Can you transcribe every entry word for word, skipping the images?

(Dataset items)
** begin **

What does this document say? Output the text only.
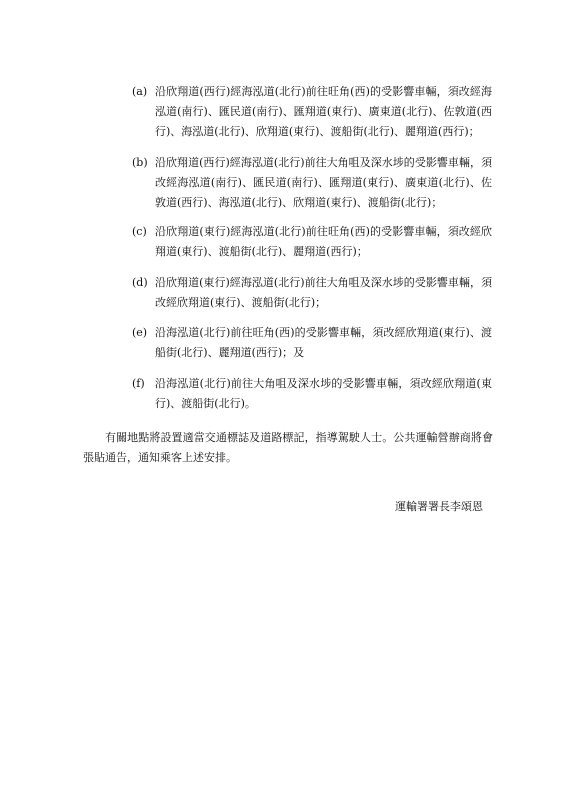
(a) 沿欣翔道(西行)經海泓道(北行)前往旺角(西)的受影響車輛，須改經海泓道(南行)、匯民道(南行)、匯翔道(東行)、廣東道(北行)、佐敦道(西行)、海泓道(北行)、欣翔道(東行)、渡船街(北行)、麗翔道(西行)；
(b) 沿欣翔道(西行)經海泓道(北行)前往大角咀及深水埗的受影響車輛，須改經海泓道(南行)、匯民道(南行)、匯翔道(東行)、廣東道(北行)、佐敦道(西行)、海泓道(北行)、欣翔道(東行)、渡船街(北行)；
(c) 沿欣翔道(東行)經海泓道(北行)前往旺角(西)的受影響車輛，須改經欣翔道(東行)、渡船街(北行)、麗翔道(西行)；
(d) 沿欣翔道(東行)經海泓道(北行)前往大角咀及深水埗的受影響車輛，須改經欣翔道(東行)、渡船街(北行)；
(e) 沿海泓道(北行)前往旺角(西)的受影響車輛，須改經欣翔道(東行)、渡船街(北行)、麗翔道(西行)；及
(f) 沿海泓道(北行)前往大角咀及深水埗的受影響車輛，須改經欣翔道(東行)、渡船街(北行)。
有關地點將設置適當交通標誌及道路標記，指導駕駛人士。公共運輸營辦商將會張貼通告，通知乘客上述安排。
運輸署署長李頌恩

** end **

▸ COMPLETED EXERCISE:
What does this document say? Output the text only.
(a) 沿欣翔道(西行)經海泓道(北行)前往旺角(西)的受影響車輛，須改經海泓道(南行)、匯民道(南行)、匯翔道(東行)、廣東道(北行)、佐敦道(西行)、海泓道(北行)、欣翔道(東行)、渡船街(北行)、麗翔道(西行)；
(b) 沿欣翔道(西行)經海泓道(北行)前往大角咀及深水埗的受影響車輛，須改經海泓道(南行)、匯民道(南行)、匯翔道(東行)、廣東道(北行)、佐敦道(西行)、海泓道(北行)、欣翔道(東行)、渡船街(北行)；
(c) 沿欣翔道(東行)經海泓道(北行)前往旺角(西)的受影響車輛，須改經欣翔道(東行)、渡船街(北行)、麗翔道(西行)；
(d) 沿欣翔道(東行)經海泓道(北行)前往大角咀及深水埗的受影響車輛，須改經欣翔道(東行)、渡船街(北行)；
(e) 沿海泓道(北行)前往旺角(西)的受影響車輛，須改經欣翔道(東行)、渡船街(北行)、麗翔道(西行)；及
(f) 沿海泓道(北行)前往大角咀及深水埗的受影響車輛，須改經欣翔道(東行)、渡船街(北行)。
有關地點將設置適當交通標誌及道路標記，指導駕駛人士。公共運輸營辦商將會張貼通告，通知乘客上述安排。
運輸署署長李頌恩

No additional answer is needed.